* _EXTRACTO DE LA PÁGINA_:
"La ciudadanía pide eficacia y eficiencia en quienes dirigen políticamente o gestionan los asuntos públicos"
Alinear la estrategia con objetivos, iniciativas y
presupuestos pone en movimiento a la organización” (Kaplan/Norton)
“Si usted quiere llegar lejos no tenga miedo de caminar
despacio. Si usted está demasiado apurado no va a llegar lejos” (Pepe Mujica)
Rafael Jiménez Asensio. Blog La Mirada Institucional. Uno de los déficits más importantes del funcionamiento de
los gobiernos locales es la falta de un correcto alineamiento entre política y
gestión. Y ese déficit no debe extrañar.
Los actores institucionales
principales que actúan en el escenario local, políticos y empleados públicos,
tienen roles singularizados, una diferente percepción del tiempo y marcos
cognitivos muy distintos. Viven, a menudo, de espaldas uno del otro. En un
caso, la tiranía del mandato se impone; en el otro, el pretendido cumplimiento
de la legalidad vigente, que de medio se transforma en fin. Se abre entre ambos
mundos –como me expresó gráficamente un alto funcionario local- una auténtica
zanja, que en algunos casos es profunda. Crece la desconfianza, se palpa el
malestar existencial y las cosas funcionan a trancas y barrancas. Mal
funcionan, en perjuicio del tercer y principal actor: la ciudadanía. Sin un
buen alineamiento política-gestión cualquier proceso de mejora, reforma o
innovación tiene recorrido escaso.

* _LISTADO SELECCIONADO_:
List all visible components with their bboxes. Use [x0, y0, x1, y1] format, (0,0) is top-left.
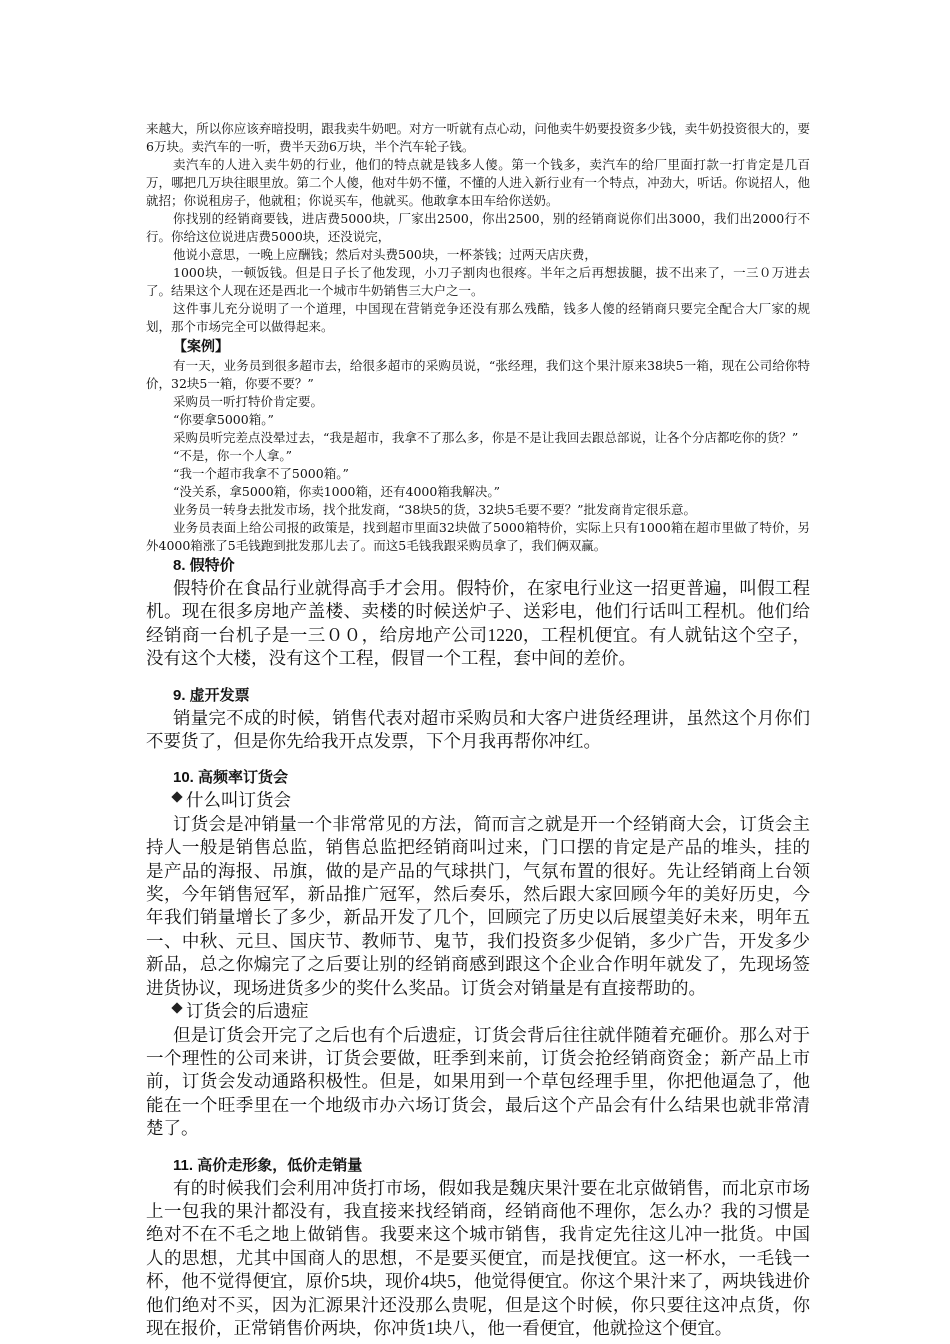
main-sections — [146, 555, 810, 1340]
paragraph: 有的时候我们会利用冲货打市场，假如我是魏庆果汁要在北京做销售，而北京市场上一包我的果汁都没有，我直接来找经销商，经销商他不理你，怎么办？我的习惯是绝对不在不毛之地上做销售。我要来这个城市销售，我肯定先往这儿冲一批货。中国人的思想，尤其中国商人的思想，不是要买便宜，而是找便宜。这一杯水，一毛钱一杯，他不觉得便宜，原价5块，现价4块5，他觉得便宜。你这个果汁来了，两块钱进价他们绝对不买，因为汇源果汁还没那么贵呢，但是这个时候，你只要往这冲点货，你现在报价，正常销售价两块，你冲货1块八，他一看便宜，他就捡这个便宜。 — [146, 1177, 810, 1338]
paragraph: 但是订货会开完了之后也有个后遗症，订货会背后往往就伴随着充砸价。那么对于一个理性的公司来讲，订货会要做，旺季到来前，订货会抢经销商资金；新产品上市前，订货会发动通路积极性。但是，如果用到一个草包经理手里，你把他逼急了，他能在一个旺季里在一个地级市办六场订货会，最后这个产品会有什么结果也就非常清楚了。 — [146, 1024, 810, 1139]
paragraph: 业务员一转身去批发市场，找个批发商，“38块5的货，32块5毛要不要？”批发商肯定很乐意。 — [173, 502, 696, 517]
paragraph: 订货会是冲销量一个非常常见的方法，简而言之就是开一个经销商大会，订货会主持人一般是销售总监，销售总监把经销商叫过来，门口摆的肯定是产品的堆头，挂的是产品的海报、吊旗，做的是产品的气球拱门，气氛布置的很好。先让经销商上台领奖，今年销售冠军，新品推广冠军，然后奏乐，然后跟大家回顾今年的美好历史，今年我们销量增长了多少，新品开发了几个，回顾完了历史以后展望美好未来，明年五一、中秋、元旦、国庆节、教师节、鬼节，我们投资多少促销，多少广告，开发多少新品，总之你煽完了之后要让别的经销商感到跟这个企业合作明年就发了，先现场签进货协议，现场进货多少的奖什么奖品。订货会对销量是有直接帮助的。 — [146, 813, 810, 998]
case-heading: 【案例】 — [173, 339, 229, 355]
paragraph: 卖汽车的人进入卖牛奶的行业，他们的特点就是钱多人傻。第一个钱多，卖汽车的给厂里面打款一打肯定是几百万，哪把几万块往眼里放。第二个人傻，他对牛奶不懂，不懂的人进入新行业有一个特点，冲劲大，听话。你说招人，他就招；你说租房子，他就租；你说买车，他就买。他敢拿本田车给你送奶。 — [146, 157, 810, 208]
section-heading: 8. 假特价 — [173, 557, 235, 574]
paragraph: “不是，你一个人拿。” — [173, 448, 293, 463]
paragraph: “你要拿5000箱。” — [173, 412, 274, 427]
story-section — [146, 120, 810, 555]
paragraph: 1000块，一顿饭钱。但是日子长了他发现，小刀子割肉也很疼。半年之后再想拔腿，拔不出来了，一三０万进去了。结果这个人现在还是西北一个城市牛奶销售三大户之一。 — [146, 265, 810, 298]
paragraph: 有一天，业务员到很多超市去，给很多超市的采购员说，“张经理，我们这个果汁原来38块5一箱，现在公司给你特价，32块5一箱，你要不要？” — [146, 358, 810, 391]
subheading — [146, 1000, 810, 1023]
paragraph: 你找别的经销商要钱，进店费5000块，厂家出2500，你出2500，别的经销商说你们出3000，我们出2000行不行。你给这位说进店费5000块，还没说完， — [146, 211, 810, 244]
paragraph: 来越大，所以你应该弃暗投明，跟我卖牛奶吧。对方一听就有点心动，问他卖牛奶要投资多少钱，卖牛奶投资很大的，要6万块。卖汽车的一听，费半天劲6万块，半个汽车轮子钱。 — [146, 121, 810, 154]
subheading-text: 什么叫订货会 — [186, 790, 291, 811]
section-heading: 11. 高价走形象，低价走销量 — [173, 1156, 363, 1174]
paragraph: “没关系，拿5000箱，你卖1000箱，还有4000箱我解决。” — [173, 484, 500, 499]
diamond-bullet-icon — [171, 1002, 182, 1013]
paragraph: 他说小意思，一晚上应酬钱；然后对头费500块，一杯茶钱；过两天店庆费， — [173, 247, 597, 262]
paragraph: 这件事儿充分说明了一个道理，中国现在营销竞争还没有那么残酷，钱多人傻的经销商只要完全配合大厂家的规划，那个市场完全可以做得起来。 — [146, 301, 810, 334]
paragraph: 假特价在食品行业就得高手才会用。假特价，在家电行业这一招更普遍，叫假工程机。现在很多房地产盖楼、卖楼的时候送炉子、送彩电，他们行话叫工程机。他们给经销商一台机子是一三００，给房地产公司1220，工程机便宜。有人就钻这个空子，没有这个大楼，没有这个工程，假冒一个工程，套中间的差价。 — [146, 578, 810, 669]
paragraph: 采购员听完差点没晕过去，“我是超市，我拿不了那么多，你是不是让我回去跟总部说，让各个分店都吃你的货？” — [173, 430, 799, 445]
subheading — [146, 789, 810, 812]
paragraph: 采购员一听打特价肯定要。 — [173, 394, 324, 409]
section-heading: 10. 高频率订货会 — [173, 769, 289, 787]
paragraph: 销量完不成的时候，销售代表对超市采购员和大客户进货经理讲，虽然这个月你们不要货了，但是你先给我开点发票，下个月我再帮你冲红。 — [146, 707, 810, 752]
paragraph: “我一个超市我拿不了5000箱。” — [173, 466, 349, 481]
section-heading: 9. 虚开发票 — [173, 686, 250, 704]
diamond-bullet-icon — [171, 792, 182, 803]
subheading-text: 订货会的后遗症 — [186, 1001, 309, 1022]
paragraph: 业务员表面上给公司报的政策是，找到超市里面32块做了5000箱特价，实际上只有1000箱在超市里做了特价，另外4000箱涨了5毛钱跑到批发那儿去了。而这5毛钱我跟采购员拿了，我们俩双赢。 — [146, 520, 810, 553]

* _TAREAS_:
A) Resume de forma más breve el párrafo del extracto que comienza con "Los actores institucionales principales", conservando sus hechos principales.
B) Transcribe literalmente el fragmento del extracto que empieza en "Los actores institucionales" y termina en "tiene recorrido escaso.".

* _RESULTADOS POR TAREA_:
A) Políticos y empleados públicos, los principales actores institucionales del ámbito local, tienen roles propios, una distinta percepción del tiempo y marcos cognitivos muy diferentes, y a menudo viven de espaldas. En un caso se impone la tiranía del mandato; en el otro, un cumplimiento de la legalidad que pasa de medio a fin. Entre ambos mundos se abre una zanja, a veces profunda. Crecen la desconfianza y el malestar, y las cosas funcionan mal, en perjuicio de la ciudadanía, el tercer y principal actor. Sin un buen alineamiento entre política y gestión, cualquier mejora, reforma o innovación tiene poco recorrido.

B)
Los actores institucionales
principales que actúan en el escenario local, políticos y empleados públicos,
tienen roles singularizados, una diferente percepción del tiempo y marcos
cognitivos muy distintos. Viven, a menudo, de espaldas uno del otro. En un
caso, la tiranía del mandato se impone; en el otro, el pretendido cumplimiento
de la legalidad vigente, que de medio se transforma en fin. Se abre entre ambos
mundos –como me expresó gráficamente un alto funcionario local- una auténtica
zanja, que en algunos casos es profunda. Crece la desconfianza, se palpa el
malestar existencial y las cosas funcionan a trancas y barrancas. Mal
funcionan, en perjuicio del tercer y principal actor: la ciudadanía. Sin un
buen alineamiento política-gestión cualquier proceso de mejora, reforma o
innovación tiene recorrido escaso.